:: Work to be completed ::
Copy each line of the data below exactly, leaving out pictures.
** START OF Record list **
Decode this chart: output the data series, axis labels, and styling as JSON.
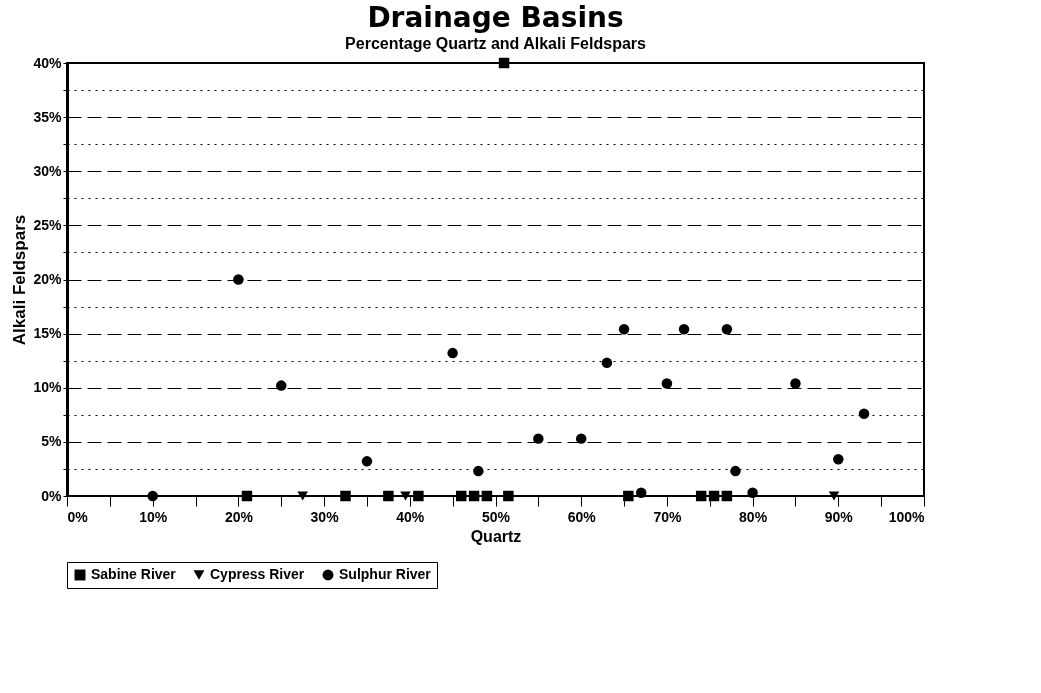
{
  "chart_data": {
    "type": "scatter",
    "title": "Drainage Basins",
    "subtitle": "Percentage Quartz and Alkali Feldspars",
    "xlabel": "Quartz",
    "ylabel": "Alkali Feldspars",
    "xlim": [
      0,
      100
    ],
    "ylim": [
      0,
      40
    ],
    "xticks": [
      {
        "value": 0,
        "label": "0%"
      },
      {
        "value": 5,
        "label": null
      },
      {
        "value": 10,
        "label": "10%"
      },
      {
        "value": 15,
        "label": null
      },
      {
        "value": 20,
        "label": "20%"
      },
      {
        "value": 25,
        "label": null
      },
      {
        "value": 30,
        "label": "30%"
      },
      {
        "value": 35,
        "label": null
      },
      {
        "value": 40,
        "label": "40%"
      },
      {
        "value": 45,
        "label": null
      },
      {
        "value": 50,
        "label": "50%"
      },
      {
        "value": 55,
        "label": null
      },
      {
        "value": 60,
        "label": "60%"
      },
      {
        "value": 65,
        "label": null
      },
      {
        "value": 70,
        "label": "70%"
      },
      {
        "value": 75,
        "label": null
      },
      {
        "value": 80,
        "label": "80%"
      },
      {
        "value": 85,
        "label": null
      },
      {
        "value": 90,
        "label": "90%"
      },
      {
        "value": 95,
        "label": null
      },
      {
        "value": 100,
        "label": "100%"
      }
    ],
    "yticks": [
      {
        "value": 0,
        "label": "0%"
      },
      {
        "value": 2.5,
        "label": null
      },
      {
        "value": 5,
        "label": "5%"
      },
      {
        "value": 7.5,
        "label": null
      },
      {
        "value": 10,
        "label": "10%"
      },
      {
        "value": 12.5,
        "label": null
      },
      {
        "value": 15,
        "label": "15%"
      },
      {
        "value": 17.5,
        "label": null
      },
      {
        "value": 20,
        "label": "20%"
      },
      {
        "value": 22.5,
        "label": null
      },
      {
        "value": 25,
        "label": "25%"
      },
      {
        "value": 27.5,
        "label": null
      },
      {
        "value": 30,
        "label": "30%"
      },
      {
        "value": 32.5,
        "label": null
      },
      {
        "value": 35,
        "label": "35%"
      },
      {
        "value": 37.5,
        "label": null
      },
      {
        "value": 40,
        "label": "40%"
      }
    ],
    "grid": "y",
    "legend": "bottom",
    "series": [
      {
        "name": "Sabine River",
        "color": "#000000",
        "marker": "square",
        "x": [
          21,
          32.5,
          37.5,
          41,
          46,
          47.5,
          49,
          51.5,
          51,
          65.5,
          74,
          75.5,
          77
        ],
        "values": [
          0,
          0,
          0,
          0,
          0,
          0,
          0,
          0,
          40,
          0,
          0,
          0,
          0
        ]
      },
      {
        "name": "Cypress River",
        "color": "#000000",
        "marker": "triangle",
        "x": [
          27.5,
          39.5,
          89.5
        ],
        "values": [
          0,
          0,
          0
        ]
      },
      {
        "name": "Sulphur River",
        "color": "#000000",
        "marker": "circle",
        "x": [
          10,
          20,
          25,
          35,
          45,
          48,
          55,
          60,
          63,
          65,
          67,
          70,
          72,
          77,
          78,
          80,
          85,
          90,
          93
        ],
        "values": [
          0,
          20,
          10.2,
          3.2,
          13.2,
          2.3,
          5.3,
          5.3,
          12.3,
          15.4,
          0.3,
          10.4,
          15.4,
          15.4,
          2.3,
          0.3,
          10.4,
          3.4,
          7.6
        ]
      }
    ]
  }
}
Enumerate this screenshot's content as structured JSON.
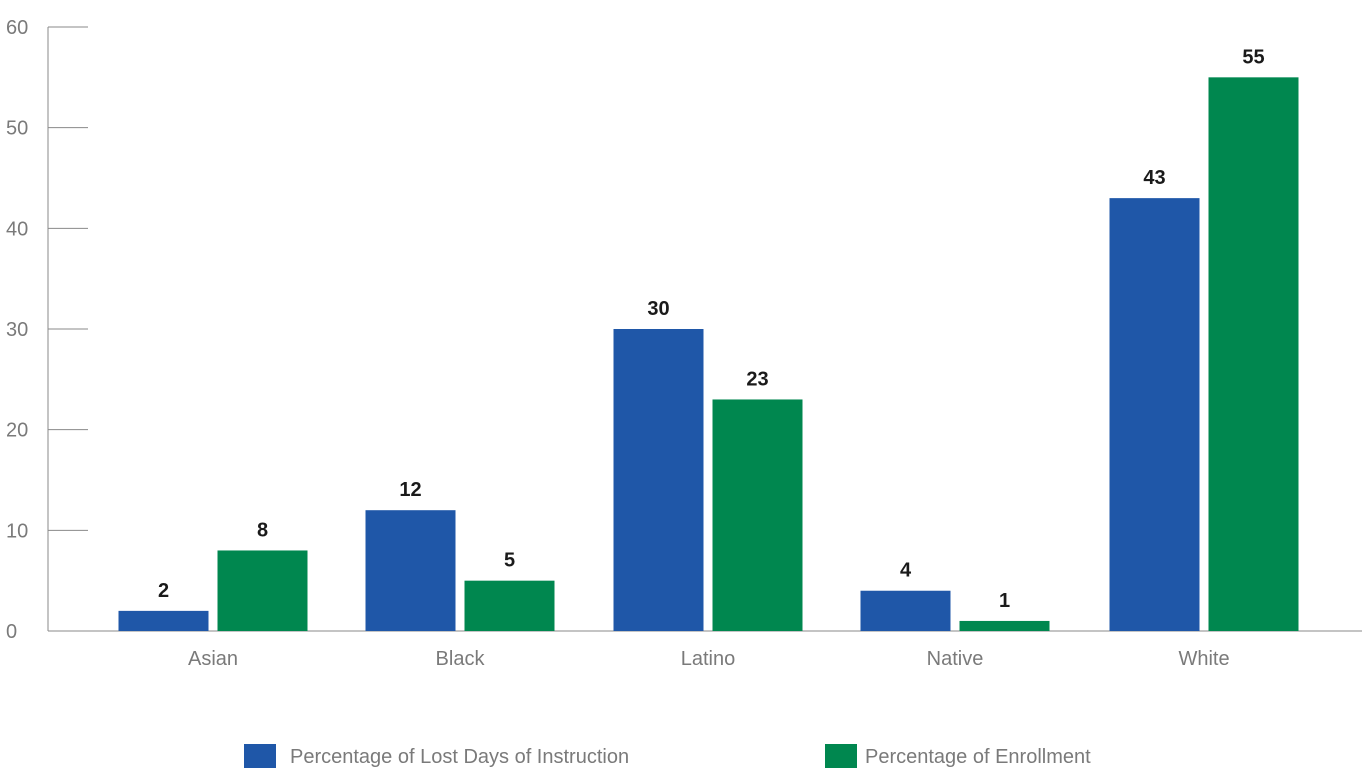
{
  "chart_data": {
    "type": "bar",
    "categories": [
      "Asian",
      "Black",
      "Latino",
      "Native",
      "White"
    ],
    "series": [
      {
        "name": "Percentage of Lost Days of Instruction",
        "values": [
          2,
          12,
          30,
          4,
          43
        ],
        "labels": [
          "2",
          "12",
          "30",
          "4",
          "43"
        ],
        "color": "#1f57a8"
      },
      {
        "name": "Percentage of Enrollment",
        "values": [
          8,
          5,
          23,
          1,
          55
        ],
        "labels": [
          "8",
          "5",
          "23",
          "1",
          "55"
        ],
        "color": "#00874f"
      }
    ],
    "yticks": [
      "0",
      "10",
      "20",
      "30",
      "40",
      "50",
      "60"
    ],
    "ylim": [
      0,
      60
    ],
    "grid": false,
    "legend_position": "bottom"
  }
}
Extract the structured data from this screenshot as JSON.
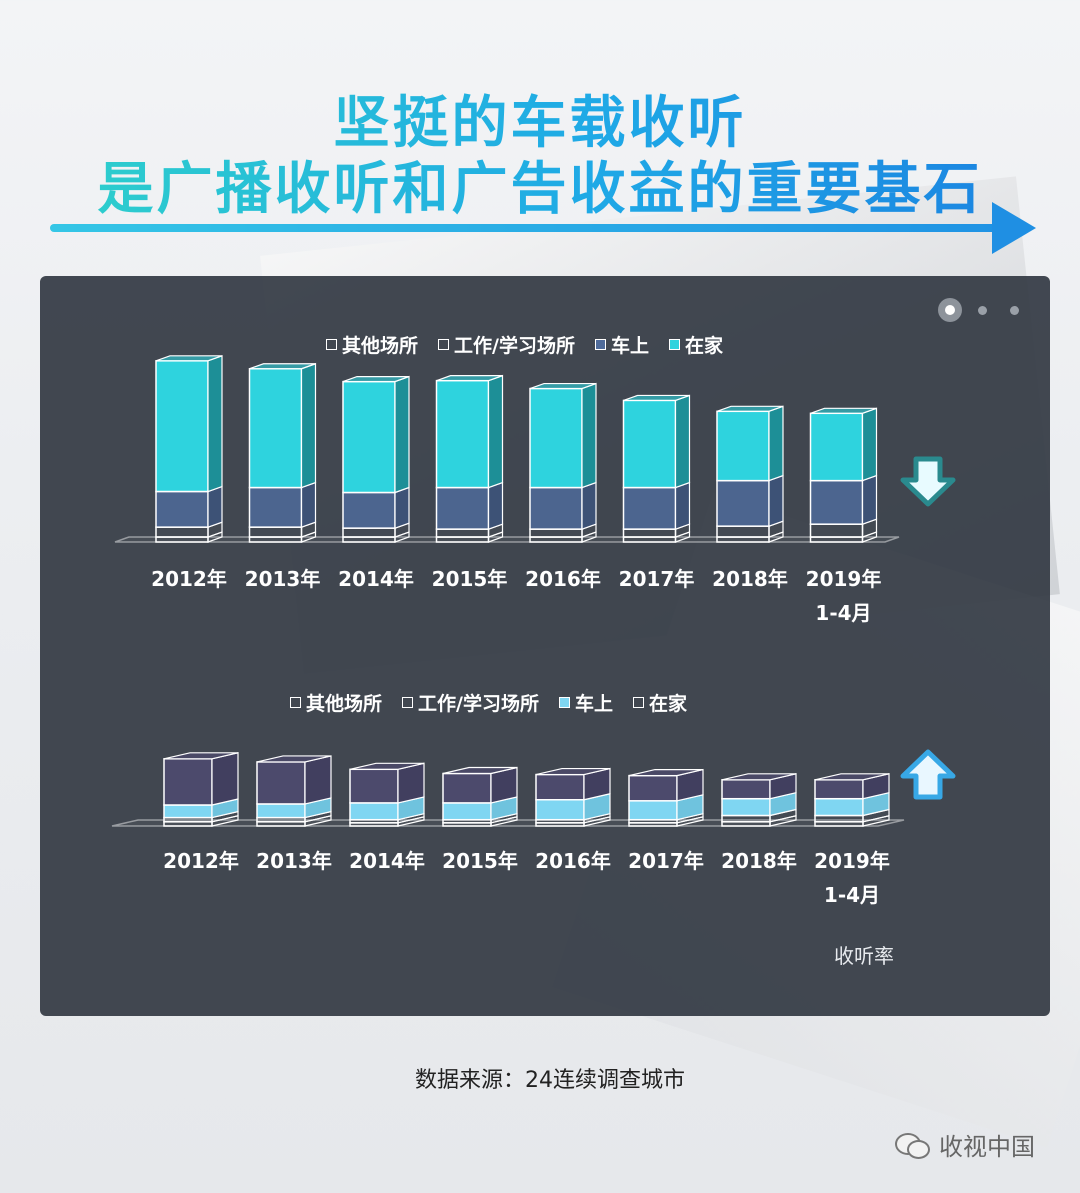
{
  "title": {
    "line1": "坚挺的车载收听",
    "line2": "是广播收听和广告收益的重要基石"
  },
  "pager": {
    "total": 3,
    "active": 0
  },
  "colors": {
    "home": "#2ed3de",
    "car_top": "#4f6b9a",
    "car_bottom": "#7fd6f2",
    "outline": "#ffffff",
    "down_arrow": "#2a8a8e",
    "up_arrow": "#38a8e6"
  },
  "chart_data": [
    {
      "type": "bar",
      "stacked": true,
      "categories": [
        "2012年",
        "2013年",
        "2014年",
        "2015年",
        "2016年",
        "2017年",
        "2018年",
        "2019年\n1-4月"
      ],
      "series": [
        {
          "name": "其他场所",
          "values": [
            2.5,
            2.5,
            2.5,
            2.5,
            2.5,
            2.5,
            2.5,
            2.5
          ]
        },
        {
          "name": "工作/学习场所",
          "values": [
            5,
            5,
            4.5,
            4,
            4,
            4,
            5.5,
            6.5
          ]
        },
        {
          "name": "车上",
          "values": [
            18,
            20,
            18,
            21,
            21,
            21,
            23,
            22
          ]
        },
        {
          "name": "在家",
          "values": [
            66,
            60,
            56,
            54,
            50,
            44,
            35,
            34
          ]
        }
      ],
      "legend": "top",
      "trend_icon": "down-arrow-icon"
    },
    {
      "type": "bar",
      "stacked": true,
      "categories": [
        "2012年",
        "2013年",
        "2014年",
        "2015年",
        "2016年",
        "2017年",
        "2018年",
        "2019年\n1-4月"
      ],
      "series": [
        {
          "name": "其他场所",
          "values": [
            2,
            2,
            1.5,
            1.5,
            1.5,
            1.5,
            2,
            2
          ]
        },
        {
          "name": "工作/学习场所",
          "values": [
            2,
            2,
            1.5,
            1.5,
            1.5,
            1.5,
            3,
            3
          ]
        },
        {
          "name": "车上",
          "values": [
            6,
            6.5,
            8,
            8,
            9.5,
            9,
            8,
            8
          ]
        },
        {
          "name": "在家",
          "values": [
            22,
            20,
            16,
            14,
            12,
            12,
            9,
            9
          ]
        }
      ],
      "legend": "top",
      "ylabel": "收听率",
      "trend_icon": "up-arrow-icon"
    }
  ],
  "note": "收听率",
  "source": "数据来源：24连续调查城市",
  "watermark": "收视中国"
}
** END OF Record list **
:: Response to this task ::
Decode this chart: output the data series, axis labels, and styling as JSON.
{
  "chart_data": {
    "type": "scatter",
    "title": "Drainage Basins",
    "subtitle": "Percentage Quartz and Alkali Feldspars",
    "xlabel": "Quartz",
    "ylabel": "Alkali Feldspars",
    "xlim": [
      0,
      100
    ],
    "ylim": [
      0,
      40
    ],
    "xticks": [
      {
        "value": 0,
        "label": "0%"
      },
      {
        "value": 5,
        "label": null
      },
      {
        "value": 10,
        "label": "10%"
      },
      {
        "value": 15,
        "label": null
      },
      {
        "value": 20,
        "label": "20%"
      },
      {
        "value": 25,
        "label": null
      },
      {
        "value": 30,
        "label": "30%"
      },
      {
        "value": 35,
        "label": null
      },
      {
        "value": 40,
        "label": "40%"
      },
      {
        "value": 45,
        "label": null
      },
      {
        "value": 50,
        "label": "50%"
      },
      {
        "value": 55,
        "label": null
      },
      {
        "value": 60,
        "label": "60%"
      },
      {
        "value": 65,
        "label": null
      },
      {
        "value": 70,
        "label": "70%"
      },
      {
        "value": 75,
        "label": null
      },
      {
        "value": 80,
        "label": "80%"
      },
      {
        "value": 85,
        "label": null
      },
      {
        "value": 90,
        "label": "90%"
      },
      {
        "value": 95,
        "label": null
      },
      {
        "value": 100,
        "label": "100%"
      }
    ],
    "yticks": [
      {
        "value": 0,
        "label": "0%"
      },
      {
        "value": 2.5,
        "label": null
      },
      {
        "value": 5,
        "label": "5%"
      },
      {
        "value": 7.5,
        "label": null
      },
      {
        "value": 10,
        "label": "10%"
      },
      {
        "value": 12.5,
        "label": null
      },
      {
        "value": 15,
        "label": "15%"
      },
      {
        "value": 17.5,
        "label": null
      },
      {
        "value": 20,
        "label": "20%"
      },
      {
        "value": 22.5,
        "label": null
      },
      {
        "value": 25,
        "label": "25%"
      },
      {
        "value": 27.5,
        "label": null
      },
      {
        "value": 30,
        "label": "30%"
      },
      {
        "value": 32.5,
        "label": null
      },
      {
        "value": 35,
        "label": "35%"
      },
      {
        "value": 37.5,
        "label": null
      },
      {
        "value": 40,
        "label": "40%"
      }
    ],
    "grid": "y",
    "legend": "bottom",
    "series": [
      {
        "name": "Sabine River",
        "color": "#000000",
        "marker": "square",
        "x": [
          21,
          32.5,
          37.5,
          41,
          46,
          47.5,
          49,
          51.5,
          51,
          65.5,
          74,
          75.5,
          77
        ],
        "values": [
          0,
          0,
          0,
          0,
          0,
          0,
          0,
          0,
          40,
          0,
          0,
          0,
          0
        ]
      },
      {
        "name": "Cypress River",
        "color": "#000000",
        "marker": "triangle",
        "x": [
          27.5,
          39.5,
          89.5
        ],
        "values": [
          0,
          0,
          0
        ]
      },
      {
        "name": "Sulphur River",
        "color": "#000000",
        "marker": "circle",
        "x": [
          10,
          20,
          25,
          35,
          45,
          48,
          55,
          60,
          63,
          65,
          67,
          70,
          72,
          77,
          78,
          80,
          85,
          90,
          93
        ],
        "values": [
          0,
          20,
          10.2,
          3.2,
          13.2,
          2.3,
          5.3,
          5.3,
          12.3,
          15.4,
          0.3,
          10.4,
          15.4,
          15.4,
          2.3,
          0.3,
          10.4,
          3.4,
          7.6
        ]
      }
    ]
  }
}
Enumerate this screenshot's content as structured JSON.
{
  "chart_data": {
    "type": "bar",
    "categories": [
      "Asian",
      "Black",
      "Latino",
      "Native",
      "White"
    ],
    "series": [
      {
        "name": "Percentage of Lost Days of Instruction",
        "values": [
          2,
          12,
          30,
          4,
          43
        ],
        "labels": [
          "2",
          "12",
          "30",
          "4",
          "43"
        ],
        "color": "#1f57a8"
      },
      {
        "name": "Percentage of Enrollment",
        "values": [
          8,
          5,
          23,
          1,
          55
        ],
        "labels": [
          "8",
          "5",
          "23",
          "1",
          "55"
        ],
        "color": "#00874f"
      }
    ],
    "yticks": [
      "0",
      "10",
      "20",
      "30",
      "40",
      "50",
      "60"
    ],
    "ylim": [
      0,
      60
    ],
    "grid": false,
    "legend_position": "bottom"
  }
}
Extract the structured data from this screenshot as JSON.
{
  "title": {
    "line1": "坚挺的车载收听",
    "line2": "是广播收听和广告收益的重要基石"
  },
  "pager": {
    "total": 3,
    "active": 0
  },
  "colors": {
    "home": "#2ed3de",
    "car_top": "#4f6b9a",
    "car_bottom": "#7fd6f2",
    "outline": "#ffffff",
    "down_arrow": "#2a8a8e",
    "up_arrow": "#38a8e6"
  },
  "chart_data": [
    {
      "type": "bar",
      "stacked": true,
      "categories": [
        "2012年",
        "2013年",
        "2014年",
        "2015年",
        "2016年",
        "2017年",
        "2018年",
        "2019年\n1-4月"
      ],
      "series": [
        {
          "name": "其他场所",
          "values": [
            2.5,
            2.5,
            2.5,
            2.5,
            2.5,
            2.5,
            2.5,
            2.5
          ]
        },
        {
          "name": "工作/学习场所",
          "values": [
            5,
            5,
            4.5,
            4,
            4,
            4,
            5.5,
            6.5
          ]
        },
        {
          "name": "车上",
          "values": [
            18,
            20,
            18,
            21,
            21,
            21,
            23,
            22
          ]
        },
        {
          "name": "在家",
          "values": [
            66,
            60,
            56,
            54,
            50,
            44,
            35,
            34
          ]
        }
      ],
      "legend": "top",
      "trend_icon": "down-arrow-icon"
    },
    {
      "type": "bar",
      "stacked": true,
      "categories": [
        "2012年",
        "2013年",
        "2014年",
        "2015年",
        "2016年",
        "2017年",
        "2018年",
        "2019年\n1-4月"
      ],
      "series": [
        {
          "name": "其他场所",
          "values": [
            2,
            2,
            1.5,
            1.5,
            1.5,
            1.5,
            2,
            2
          ]
        },
        {
          "name": "工作/学习场所",
          "values": [
            2,
            2,
            1.5,
            1.5,
            1.5,
            1.5,
            3,
            3
          ]
        },
        {
          "name": "车上",
          "values": [
            6,
            6.5,
            8,
            8,
            9.5,
            9,
            8,
            8
          ]
        },
        {
          "name": "在家",
          "values": [
            22,
            20,
            16,
            14,
            12,
            12,
            9,
            9
          ]
        }
      ],
      "legend": "top",
      "ylabel": "收听率",
      "trend_icon": "up-arrow-icon"
    }
  ],
  "note": "收听率",
  "source": "数据来源：24连续调查城市",
  "watermark": "收视中国"
}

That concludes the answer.